▶ [Exercise directions]
Check each line of the data below for the word "Contact", then extract the ones that have it.

▶ [Provided data]

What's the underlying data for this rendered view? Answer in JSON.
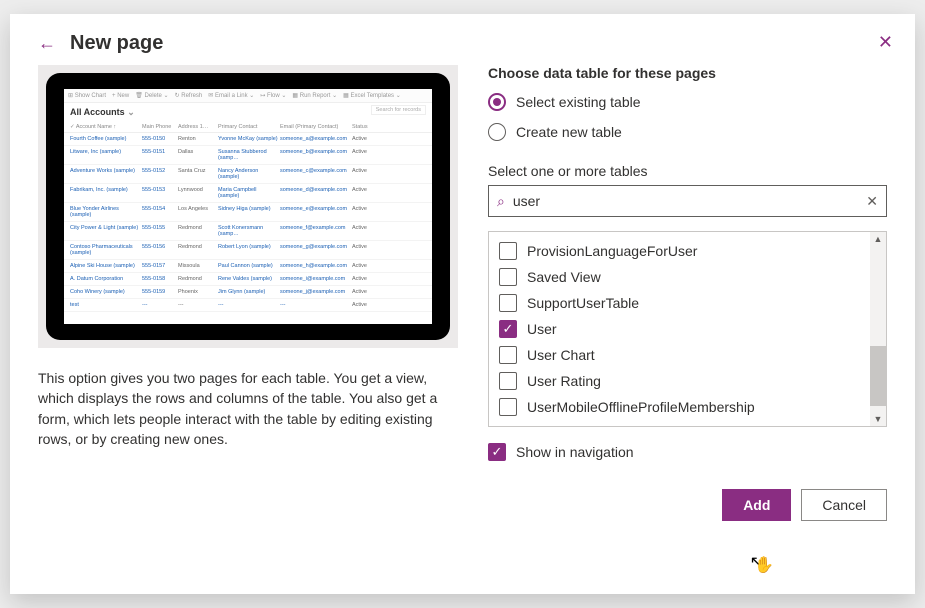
{
  "header": {
    "title": "New page"
  },
  "left": {
    "description": "This option gives you two pages for each table. You get a view, which displays the rows and columns of the table. You also get a form, which lets people interact with the table by editing existing rows, or by creating new ones.",
    "preview": {
      "toolbar": [
        "⊞ Show Chart",
        "+ New",
        "🗑 Delete ⌄",
        "↻ Refresh",
        "✉ Email a Link ⌄",
        "↦ Flow ⌄",
        "▦ Run Report ⌄",
        "▦ Excel Templates ⌄"
      ],
      "list_title": "All Accounts",
      "search_placeholder": "Search for records",
      "columns": [
        "✓  Account Name ↑",
        "Main Phone",
        "Address 1…",
        "Primary Contact",
        "Email (Primary Contact)",
        "Status"
      ],
      "rows": [
        {
          "c1": "Fourth Coffee (sample)",
          "c2": "555-0150",
          "c3": "Renton",
          "c4": "Yvonne McKay (sample)",
          "c5": "someone_a@example.com",
          "c6": "Active"
        },
        {
          "c1": "Litware, Inc (sample)",
          "c2": "555-0151",
          "c3": "Dallas",
          "c4": "Susanna Stubberod (samp…",
          "c5": "someone_b@example.com",
          "c6": "Active"
        },
        {
          "c1": "Adventure Works (sample)",
          "c2": "555-0152",
          "c3": "Santa Cruz",
          "c4": "Nancy Anderson (sample)",
          "c5": "someone_c@example.com",
          "c6": "Active"
        },
        {
          "c1": "Fabrikam, Inc. (sample)",
          "c2": "555-0153",
          "c3": "Lynnwood",
          "c4": "Maria Campbell (sample)",
          "c5": "someone_d@example.com",
          "c6": "Active"
        },
        {
          "c1": "Blue Yonder Airlines (sample)",
          "c2": "555-0154",
          "c3": "Los Angeles",
          "c4": "Sidney Higa (sample)",
          "c5": "someone_e@example.com",
          "c6": "Active"
        },
        {
          "c1": "City Power & Light (sample)",
          "c2": "555-0155",
          "c3": "Redmond",
          "c4": "Scott Konersmann (samp…",
          "c5": "someone_f@example.com",
          "c6": "Active"
        },
        {
          "c1": "Contoso Pharmaceuticals (sample)",
          "c2": "555-0156",
          "c3": "Redmond",
          "c4": "Robert Lyon (sample)",
          "c5": "someone_g@example.com",
          "c6": "Active"
        },
        {
          "c1": "Alpine Ski House (sample)",
          "c2": "555-0157",
          "c3": "Missoula",
          "c4": "Paul Cannon (sample)",
          "c5": "someone_h@example.com",
          "c6": "Active"
        },
        {
          "c1": "A. Datum Corporation",
          "c2": "555-0158",
          "c3": "Redmond",
          "c4": "Rene Valdes (sample)",
          "c5": "someone_i@example.com",
          "c6": "Active"
        },
        {
          "c1": "Coho Winery (sample)",
          "c2": "555-0159",
          "c3": "Phoenix",
          "c4": "Jim Glynn (sample)",
          "c5": "someone_j@example.com",
          "c6": "Active"
        },
        {
          "c1": "test",
          "c2": "---",
          "c3": "---",
          "c4": "---",
          "c5": "---",
          "c6": "Active"
        }
      ]
    }
  },
  "right": {
    "choose_label": "Choose data table for these pages",
    "radio_existing": "Select existing table",
    "radio_new": "Create new table",
    "select_label": "Select one or more tables",
    "search_value": "user",
    "tables": [
      {
        "label": "ProvisionLanguageForUser",
        "checked": false
      },
      {
        "label": "Saved View",
        "checked": false
      },
      {
        "label": "SupportUserTable",
        "checked": false
      },
      {
        "label": "User",
        "checked": true
      },
      {
        "label": "User Chart",
        "checked": false
      },
      {
        "label": "User Rating",
        "checked": false
      },
      {
        "label": "UserMobileOfflineProfileMembership",
        "checked": false
      }
    ],
    "show_nav_label": "Show in navigation",
    "show_nav_checked": true
  },
  "footer": {
    "add_label": "Add",
    "cancel_label": "Cancel"
  }
}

▶ [Solution for this task]
        "Primary Contact",
        "Email (Primary Contact)",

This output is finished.